» EXERCÍCIO
Indique se cada afirmação abaixo está de acordo com o texto sobre o INVENT DAY, respondendo sim ou não e citando textualmente as palavras do texto que decidem a questão. 1. O INVENT DAY aconteceu no dia 11 de maio. 2. A próxima edição do evento será realizada no Rio de Janeiro. 3. A síntese do evento pode ser organizada em três itens.

» TRECHO
INVENTEI A 51
"A pessoa por trás do negócio está em primeiro, segundo e terceiro lugares.
Depois vem a idéia, a inovação."
Kati de Almeida Braga, Banco Icatu, sobre a importância do empreendedor
No último dia 11 de maio, participei do evento INVENT DAY - Turbinando Start-ups, uma boa idéia patrocinada pela INVENT, a primeira empresa criada com recursos do fundo IP.com destinada a selecionar projetos de Internet para serem "incubados", sem duplo sentido, e turbinados com "venture capital". Foi extremamente útil para os jovens empreendedores e, com certeza, um sucesso para os objetivos da INVENT. Para tanto contribuiu significativamente a condução rígida da agenda, com os temas sendo apresentados em uma ordem coerente, na forma de palestras ou painéis com profissionais convidados moderados por um executivo da empresa. Para saber mais e ficar alerta para o próximo, que será em São Paulo, acesse: http://www.invent.com.br. Tudo muito bem, tudo muito bom, mas...
A síntese do evento pode ser colocada sob três itens: 1) confidencialidade; 2) idéia versus empreendedor; e 3) Business Plan. Estes pontos tiveram sua relevância evidenciada pelas manifestações tanto no evento quanto em perguntas enviadas para o fórum. É por causa desta relevância que resolvi escrever este artigo.

» DADOS FORNECIDOS
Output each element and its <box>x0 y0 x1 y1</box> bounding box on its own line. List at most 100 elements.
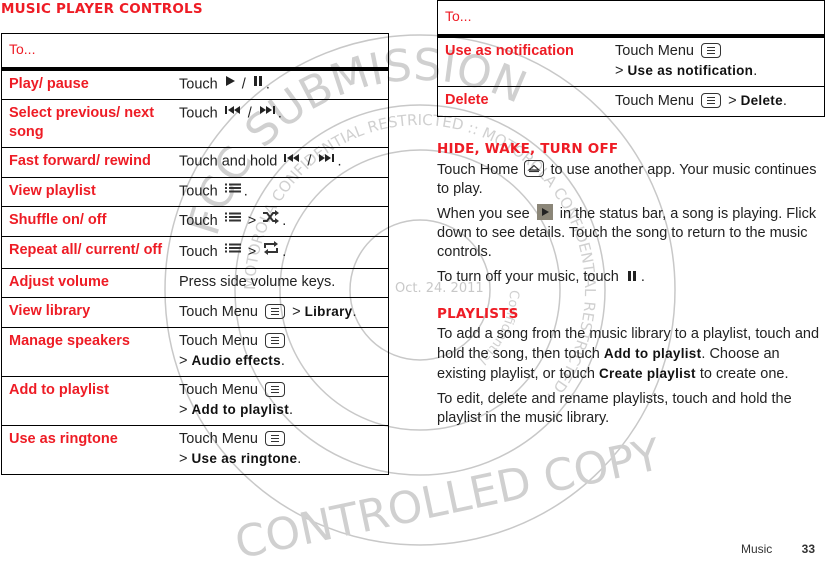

» RESPOSTA
1. Sim: "No último dia 11 de maio, participei do evento INVENT DAY".
2. Não: "o próximo, que será em São Paulo".
3. Sim: "A síntese do evento pode ser colocada sob três itens".